Dataset entries

——————

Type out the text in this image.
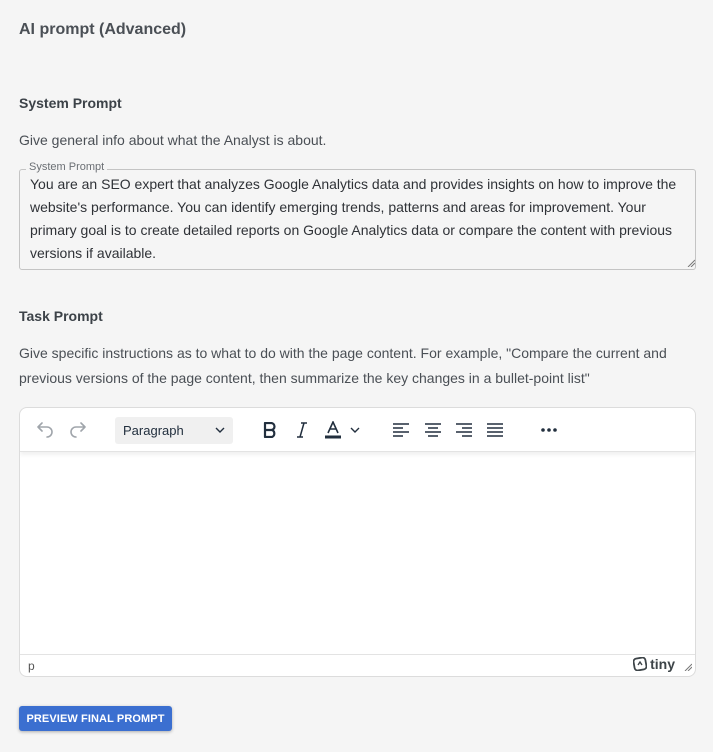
AI prompt (Advanced)
System Prompt
Give general info about what the Analyst is about.
System Prompt
You are an SEO expert that analyzes Google Analytics data and provides insights on how to improve the website's performance. You can identify emerging trends, patterns and areas for improvement. Your primary goal is to create detailed reports on Google Analytics data or compare the content with previous versions if available.
Task Prompt
Give specific instructions as to what to do with the page content. For example, "Compare the current and previous versions of the page content, then summarize the key changes in a bullet-point list"
Paragraph
p	tiny
PREVIEW FINAL PROMPT
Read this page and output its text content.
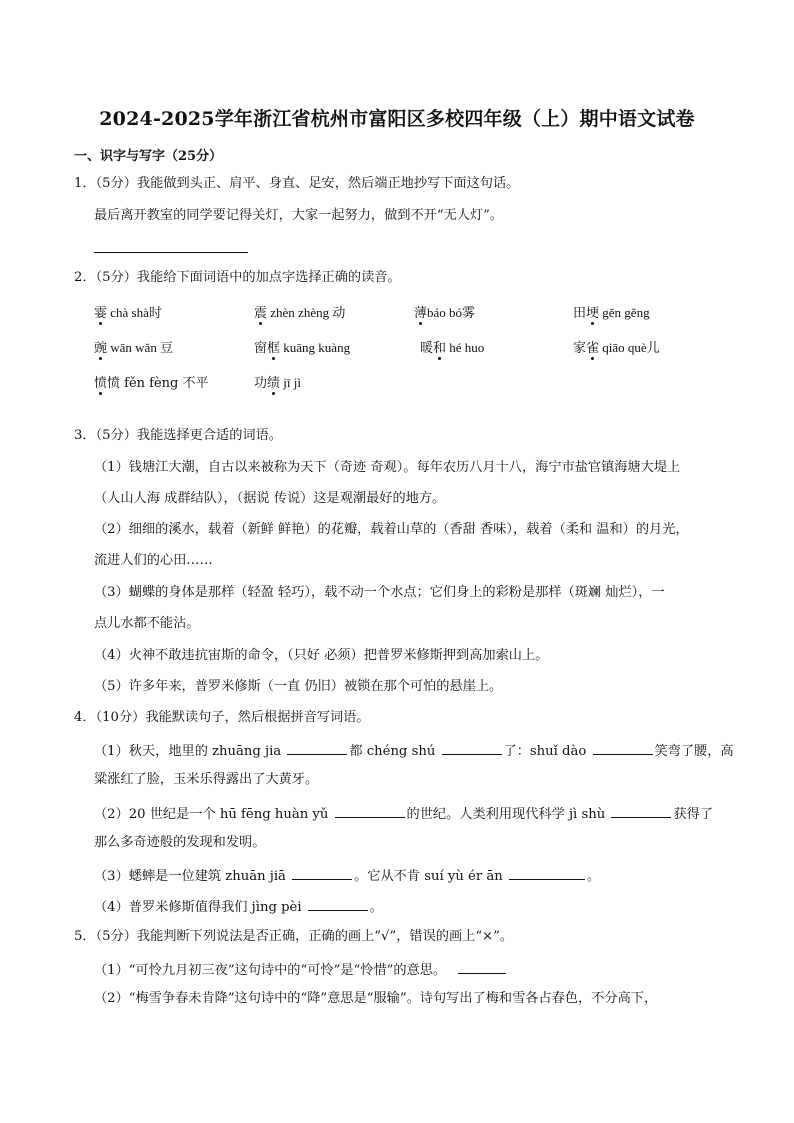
2024-2025学年浙江省杭州市富阳区多校四年级（上）期中语文试卷
一、识字与写字（25分）
1．（5分）我能做到头正、肩平、身直、足安，然后端正地抄写下面这句话。
最后离开教室的同学要记得关灯，大家一起努力，做到不开“无人灯”。
2．（5分）我能给下面词语中的加点字选择正确的读音。
霎 chà shà时	震 zhèn zhèng 动	薄báo bó雾	田埂 gěn gěng
豌 wān wǎn 豆	窗框 kuāng kuàng	暖和 hé huo	家雀 qiāo què儿
愤愤 fěn fèng 不平	功绩 jī jì
3．（5分）我能选择更合适的词语。
（1）钱塘江大潮，自古以来被称为天下（奇迹 奇观）。每年农历八月十八，海宁市盐官镇海塘大堤上
（人山人海 成群结队），（据说 传说）这是观潮最好的地方。
（2）细细的溪水，载着（新鲜 鲜艳）的花瓣，载着山草的（香甜 香味），载着（柔和 温和）的月光，
流进人们的心田……
（3）蝴蝶的身体是那样（轻盈 轻巧），载不动一个水点；它们身上的彩粉是那样（斑斓 灿烂），一
点儿水都不能沾。
（4）火神不敢违抗宙斯的命令，（只好 必须）把普罗米修斯押到高加索山上。
（5）许多年来，普罗米修斯（一直 仍旧）被锁在那个可怕的悬崖上。
4．（10分）我能默读句子，然后根据拼音写词语。
（1）秋天，地里的 zhuāng jia	都 chéng shú	了：shuǐ dào	笑弯了腰，高
粱涨红了脸，玉米乐得露出了大黄牙。
（2）20 世纪是一个 hū fēng huàn yǔ	的世纪。人类利用现代科学 jì shù	获得了
那么多奇迹般的发现和发明。
（3）蟋蟀是一位建筑 zhuān jiā	。它从不肯 suí yù ér ān	。
（4）普罗米修斯值得我们 jìng pèi	。
5．（5分）我能判断下列说法是否正确，正确的画上“√”，错误的画上“×”。
（1）“可怜九月初三夜”这句诗中的“可怜”是“怜惜”的意思。
（2）“梅雪争春未肯降”这句诗中的“降”意思是“服输”。诗句写出了梅和雪各占春色，不分高下，
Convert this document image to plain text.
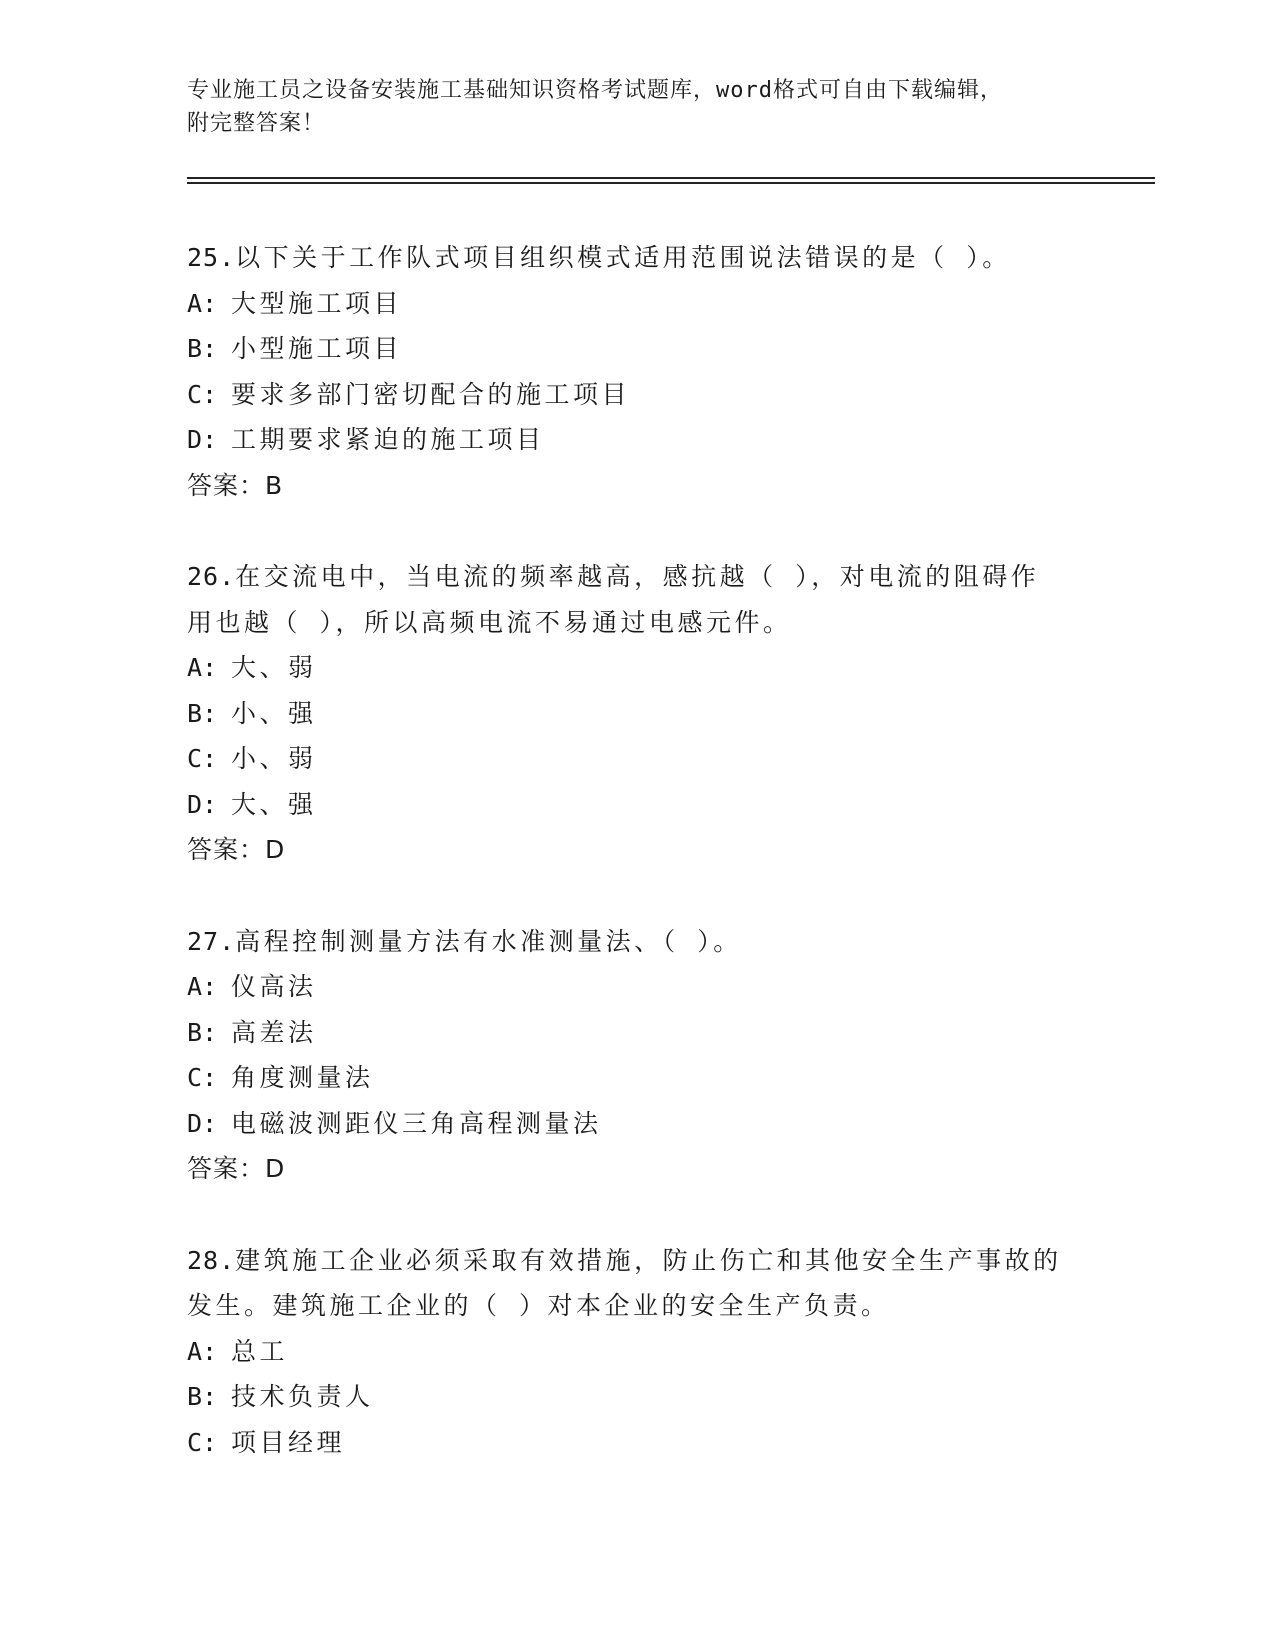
专业施工员之设备安装施工基础知识资格考试题库，word格式可自由下载编辑，
附完整答案！
25.以下关于工作队式项目组织模式适用范围说法错误的是（ ）。
A: 大型施工项目
B: 小型施工项目
C: 要求多部门密切配合的施工项目
D: 工期要求紧迫的施工项目
答案：B
26.在交流电中，当电流的频率越高，感抗越（ ），对电流的阻碍作
用也越（ ），所以高频电流不易通过电感元件。
A: 大、弱
B: 小、强
C: 小、弱
D: 大、强
答案：D
27.高程控制测量方法有水准测量法、（ ）。
A: 仪高法
B: 高差法
C: 角度测量法
D: 电磁波测距仪三角高程测量法
答案：D
28.建筑施工企业必须采取有效措施，防止伤亡和其他安全生产事故的
发生。建筑施工企业的（ ）对本企业的安全生产负责。
A: 总工
B: 技术负责人
C: 项目经理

——————

What you are asked to do:
All of the entries need to be transcribed word for word; pictures are left out.

Solution:
Type out the text in this image.
AI prompt (Advanced)
System Prompt
Give general info about what the Analyst is about.
System Prompt
You are an SEO expert that analyzes Google Analytics data and provides insights on how to improve the website's performance. You can identify emerging trends, patterns and areas for improvement. Your primary goal is to create detailed reports on Google Analytics data or compare the content with previous versions if available.
Task Prompt
Give specific instructions as to what to do with the page content. For example, "Compare the current and previous versions of the page content, then summarize the key changes in a bullet-point list"
Paragraph
p	tiny
PREVIEW FINAL PROMPT
Read this page and output its text content.
2024-2025学年浙江省杭州市富阳区多校四年级（上）期中语文试卷
一、识字与写字（25分）
1．（5分）我能做到头正、肩平、身直、足安，然后端正地抄写下面这句话。
最后离开教室的同学要记得关灯，大家一起努力，做到不开“无人灯”。
2．（5分）我能给下面词语中的加点字选择正确的读音。
霎 chà shà时	震 zhèn zhèng 动	薄báo bó雾	田埂 gěn gěng
豌 wān wǎn 豆	窗框 kuāng kuàng	暖和 hé huo	家雀 qiāo què儿
愤愤 fěn fèng 不平	功绩 jī jì
3．（5分）我能选择更合适的词语。
（1）钱塘江大潮，自古以来被称为天下（奇迹 奇观）。每年农历八月十八，海宁市盐官镇海塘大堤上
（人山人海 成群结队），（据说 传说）这是观潮最好的地方。
（2）细细的溪水，载着（新鲜 鲜艳）的花瓣，载着山草的（香甜 香味），载着（柔和 温和）的月光，
流进人们的心田……
（3）蝴蝶的身体是那样（轻盈 轻巧），载不动一个水点；它们身上的彩粉是那样（斑斓 灿烂），一
点儿水都不能沾。
（4）火神不敢违抗宙斯的命令，（只好 必须）把普罗米修斯押到高加索山上。
（5）许多年来，普罗米修斯（一直 仍旧）被锁在那个可怕的悬崖上。
4．（10分）我能默读句子，然后根据拼音写词语。
（1）秋天，地里的 zhuāng jia	都 chéng shú	了：shuǐ dào	笑弯了腰，高
粱涨红了脸，玉米乐得露出了大黄牙。
（2）20 世纪是一个 hū fēng huàn yǔ	的世纪。人类利用现代科学 jì shù	获得了
那么多奇迹般的发现和发明。
（3）蟋蟀是一位建筑 zhuān jiā	。它从不肯 suí yù ér ān	。
（4）普罗米修斯值得我们 jìng pèi	。
5．（5分）我能判断下列说法是否正确，正确的画上“√”，错误的画上“×”。
（1）“可怜九月初三夜”这句诗中的“可怜”是“怜惜”的意思。
（2）“梅雪争春未肯降”这句诗中的“降”意思是“服输”。诗句写出了梅和雪各占春色，不分高下，
Convert this document image to plain text.
专业施工员之设备安装施工基础知识资格考试题库，word格式可自由下载编辑，
附完整答案！
25.以下关于工作队式项目组织模式适用范围说法错误的是（ ）。
A: 大型施工项目
B: 小型施工项目
C: 要求多部门密切配合的施工项目
D: 工期要求紧迫的施工项目
答案：B
26.在交流电中，当电流的频率越高，感抗越（ ），对电流的阻碍作
用也越（ ），所以高频电流不易通过电感元件。
A: 大、弱
B: 小、强
C: 小、弱
D: 大、强
答案：D
27.高程控制测量方法有水准测量法、（ ）。
A: 仪高法
B: 高差法
C: 角度测量法
D: 电磁波测距仪三角高程测量法
答案：D
28.建筑施工企业必须采取有效措施，防止伤亡和其他安全生产事故的
发生。建筑施工企业的（ ）对本企业的安全生产负责。
A: 总工
B: 技术负责人
C: 项目经理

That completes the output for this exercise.